### AIM
Retype the data that follows line by line, exactly, and leave its pictures out.

=== RAW RECORDS ===

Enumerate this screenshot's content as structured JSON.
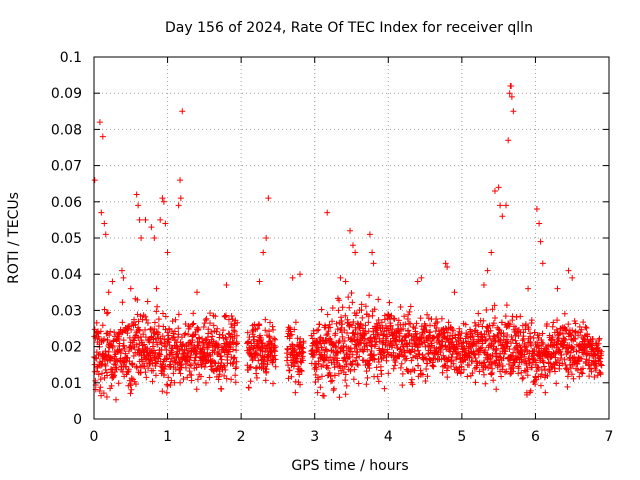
{
  "chart_data": {
    "type": "scatter",
    "title": "Day 156 of 2024, Rate Of TEC Index for receiver qlln",
    "xlabel": "GPS time / hours",
    "ylabel": "ROTI / TECUs",
    "xlim": [
      0,
      7
    ],
    "ylim": [
      0,
      0.1
    ],
    "xticks": [
      "0",
      "1",
      "2",
      "3",
      "4",
      "5",
      "6",
      "7"
    ],
    "yticks": [
      "0",
      "0.01",
      "0.02",
      "0.03",
      "0.04",
      "0.05",
      "0.06",
      "0.07",
      "0.08",
      "0.09",
      "0.1"
    ],
    "grid": true,
    "marker": "plus",
    "color": "#ff0000",
    "series": [
      {
        "name": "ROTI",
        "gaps": [
          [
            1.95,
            2.08
          ],
          [
            2.47,
            2.62
          ],
          [
            2.85,
            2.95
          ]
        ],
        "envelope": [
          {
            "x": 0.0,
            "low": 0.006,
            "high": 0.03
          },
          {
            "x": 0.3,
            "low": 0.004,
            "high": 0.034
          },
          {
            "x": 0.6,
            "low": 0.006,
            "high": 0.034
          },
          {
            "x": 1.0,
            "low": 0.007,
            "high": 0.03
          },
          {
            "x": 1.5,
            "low": 0.008,
            "high": 0.03
          },
          {
            "x": 1.9,
            "low": 0.008,
            "high": 0.03
          },
          {
            "x": 2.3,
            "low": 0.008,
            "high": 0.03
          },
          {
            "x": 2.7,
            "low": 0.007,
            "high": 0.028
          },
          {
            "x": 3.0,
            "low": 0.006,
            "high": 0.03
          },
          {
            "x": 3.5,
            "low": 0.006,
            "high": 0.036
          },
          {
            "x": 4.0,
            "low": 0.008,
            "high": 0.034
          },
          {
            "x": 4.5,
            "low": 0.01,
            "high": 0.03
          },
          {
            "x": 5.0,
            "low": 0.01,
            "high": 0.028
          },
          {
            "x": 5.5,
            "low": 0.008,
            "high": 0.032
          },
          {
            "x": 6.0,
            "low": 0.006,
            "high": 0.03
          },
          {
            "x": 6.5,
            "low": 0.009,
            "high": 0.03
          },
          {
            "x": 6.9,
            "low": 0.01,
            "high": 0.024
          }
        ],
        "outliers": [
          [
            0.01,
            0.066
          ],
          [
            0.08,
            0.082
          ],
          [
            0.12,
            0.078
          ],
          [
            0.1,
            0.057
          ],
          [
            0.14,
            0.054
          ],
          [
            0.16,
            0.051
          ],
          [
            0.38,
            0.041
          ],
          [
            0.4,
            0.039
          ],
          [
            0.58,
            0.062
          ],
          [
            0.6,
            0.059
          ],
          [
            0.62,
            0.055
          ],
          [
            0.64,
            0.05
          ],
          [
            0.7,
            0.055
          ],
          [
            0.78,
            0.053
          ],
          [
            0.82,
            0.05
          ],
          [
            0.9,
            0.055
          ],
          [
            0.93,
            0.061
          ],
          [
            0.95,
            0.06
          ],
          [
            0.97,
            0.054
          ],
          [
            1.0,
            0.046
          ],
          [
            1.15,
            0.059
          ],
          [
            1.17,
            0.066
          ],
          [
            1.18,
            0.061
          ],
          [
            1.2,
            0.085
          ],
          [
            2.3,
            0.046
          ],
          [
            2.34,
            0.05
          ],
          [
            2.37,
            0.061
          ],
          [
            3.17,
            0.057
          ],
          [
            3.48,
            0.052
          ],
          [
            3.52,
            0.048
          ],
          [
            3.55,
            0.046
          ],
          [
            3.75,
            0.051
          ],
          [
            3.78,
            0.046
          ],
          [
            3.8,
            0.043
          ],
          [
            4.78,
            0.043
          ],
          [
            4.8,
            0.042
          ],
          [
            5.4,
            0.046
          ],
          [
            5.45,
            0.063
          ],
          [
            5.5,
            0.064
          ],
          [
            5.52,
            0.059
          ],
          [
            5.55,
            0.056
          ],
          [
            5.6,
            0.059
          ],
          [
            5.63,
            0.077
          ],
          [
            5.65,
            0.09
          ],
          [
            5.66,
            0.092
          ],
          [
            5.67,
            0.092
          ],
          [
            5.68,
            0.089
          ],
          [
            5.7,
            0.085
          ],
          [
            6.02,
            0.058
          ],
          [
            6.05,
            0.054
          ],
          [
            6.07,
            0.049
          ],
          [
            6.1,
            0.043
          ],
          [
            6.45,
            0.041
          ],
          [
            6.5,
            0.039
          ],
          [
            0.2,
            0.035
          ],
          [
            0.25,
            0.038
          ],
          [
            0.5,
            0.036
          ],
          [
            0.85,
            0.036
          ],
          [
            1.4,
            0.035
          ],
          [
            1.8,
            0.037
          ],
          [
            2.25,
            0.038
          ],
          [
            2.7,
            0.039
          ],
          [
            2.8,
            0.04
          ],
          [
            3.35,
            0.039
          ],
          [
            3.42,
            0.038
          ],
          [
            4.4,
            0.038
          ],
          [
            4.45,
            0.039
          ],
          [
            4.9,
            0.035
          ],
          [
            5.3,
            0.037
          ],
          [
            5.35,
            0.041
          ],
          [
            5.9,
            0.036
          ],
          [
            6.3,
            0.036
          ]
        ]
      }
    ]
  }
}
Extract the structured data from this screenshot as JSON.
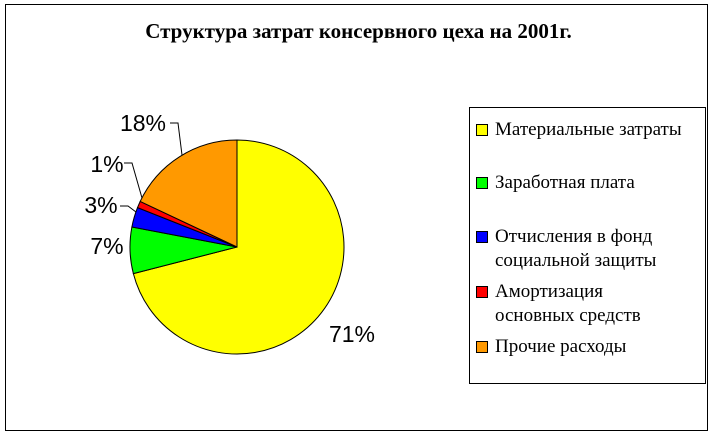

===

### EXPECTED ANSWER
Enumerate this screenshot's content as structured JSON.
{
  "chart_data": {
    "type": "scatter",
    "title": "Day 156 of 2024, Rate Of TEC Index for receiver qlln",
    "xlabel": "GPS time / hours",
    "ylabel": "ROTI / TECUs",
    "xlim": [
      0,
      7
    ],
    "ylim": [
      0,
      0.1
    ],
    "xticks": [
      "0",
      "1",
      "2",
      "3",
      "4",
      "5",
      "6",
      "7"
    ],
    "yticks": [
      "0",
      "0.01",
      "0.02",
      "0.03",
      "0.04",
      "0.05",
      "0.06",
      "0.07",
      "0.08",
      "0.09",
      "0.1"
    ],
    "grid": true,
    "marker": "plus",
    "color": "#ff0000",
    "series": [
      {
        "name": "ROTI",
        "gaps": [
          [
            1.95,
            2.08
          ],
          [
            2.47,
            2.62
          ],
          [
            2.85,
            2.95
          ]
        ],
        "envelope": [
          {
            "x": 0.0,
            "low": 0.006,
            "high": 0.03
          },
          {
            "x": 0.3,
            "low": 0.004,
            "high": 0.034
          },
          {
            "x": 0.6,
            "low": 0.006,
            "high": 0.034
          },
          {
            "x": 1.0,
            "low": 0.007,
            "high": 0.03
          },
          {
            "x": 1.5,
            "low": 0.008,
            "high": 0.03
          },
          {
            "x": 1.9,
            "low": 0.008,
            "high": 0.03
          },
          {
            "x": 2.3,
            "low": 0.008,
            "high": 0.03
          },
          {
            "x": 2.7,
            "low": 0.007,
            "high": 0.028
          },
          {
            "x": 3.0,
            "low": 0.006,
            "high": 0.03
          },
          {
            "x": 3.5,
            "low": 0.006,
            "high": 0.036
          },
          {
            "x": 4.0,
            "low": 0.008,
            "high": 0.034
          },
          {
            "x": 4.5,
            "low": 0.01,
            "high": 0.03
          },
          {
            "x": 5.0,
            "low": 0.01,
            "high": 0.028
          },
          {
            "x": 5.5,
            "low": 0.008,
            "high": 0.032
          },
          {
            "x": 6.0,
            "low": 0.006,
            "high": 0.03
          },
          {
            "x": 6.5,
            "low": 0.009,
            "high": 0.03
          },
          {
            "x": 6.9,
            "low": 0.01,
            "high": 0.024
          }
        ],
        "outliers": [
          [
            0.01,
            0.066
          ],
          [
            0.08,
            0.082
          ],
          [
            0.12,
            0.078
          ],
          [
            0.1,
            0.057
          ],
          [
            0.14,
            0.054
          ],
          [
            0.16,
            0.051
          ],
          [
            0.38,
            0.041
          ],
          [
            0.4,
            0.039
          ],
          [
            0.58,
            0.062
          ],
          [
            0.6,
            0.059
          ],
          [
            0.62,
            0.055
          ],
          [
            0.64,
            0.05
          ],
          [
            0.7,
            0.055
          ],
          [
            0.78,
            0.053
          ],
          [
            0.82,
            0.05
          ],
          [
            0.9,
            0.055
          ],
          [
            0.93,
            0.061
          ],
          [
            0.95,
            0.06
          ],
          [
            0.97,
            0.054
          ],
          [
            1.0,
            0.046
          ],
          [
            1.15,
            0.059
          ],
          [
            1.17,
            0.066
          ],
          [
            1.18,
            0.061
          ],
          [
            1.2,
            0.085
          ],
          [
            2.3,
            0.046
          ],
          [
            2.34,
            0.05
          ],
          [
            2.37,
            0.061
          ],
          [
            3.17,
            0.057
          ],
          [
            3.48,
            0.052
          ],
          [
            3.52,
            0.048
          ],
          [
            3.55,
            0.046
          ],
          [
            3.75,
            0.051
          ],
          [
            3.78,
            0.046
          ],
          [
            3.8,
            0.043
          ],
          [
            4.78,
            0.043
          ],
          [
            4.8,
            0.042
          ],
          [
            5.4,
            0.046
          ],
          [
            5.45,
            0.063
          ],
          [
            5.5,
            0.064
          ],
          [
            5.52,
            0.059
          ],
          [
            5.55,
            0.056
          ],
          [
            5.6,
            0.059
          ],
          [
            5.63,
            0.077
          ],
          [
            5.65,
            0.09
          ],
          [
            5.66,
            0.092
          ],
          [
            5.67,
            0.092
          ],
          [
            5.68,
            0.089
          ],
          [
            5.7,
            0.085
          ],
          [
            6.02,
            0.058
          ],
          [
            6.05,
            0.054
          ],
          [
            6.07,
            0.049
          ],
          [
            6.1,
            0.043
          ],
          [
            6.45,
            0.041
          ],
          [
            6.5,
            0.039
          ],
          [
            0.2,
            0.035
          ],
          [
            0.25,
            0.038
          ],
          [
            0.5,
            0.036
          ],
          [
            0.85,
            0.036
          ],
          [
            1.4,
            0.035
          ],
          [
            1.8,
            0.037
          ],
          [
            2.25,
            0.038
          ],
          [
            2.7,
            0.039
          ],
          [
            2.8,
            0.04
          ],
          [
            3.35,
            0.039
          ],
          [
            3.42,
            0.038
          ],
          [
            4.4,
            0.038
          ],
          [
            4.45,
            0.039
          ],
          [
            4.9,
            0.035
          ],
          [
            5.3,
            0.037
          ],
          [
            5.35,
            0.041
          ],
          [
            5.9,
            0.036
          ],
          [
            6.3,
            0.036
          ]
        ]
      }
    ]
  }
}
Extract the structured data from this screenshot as JSON.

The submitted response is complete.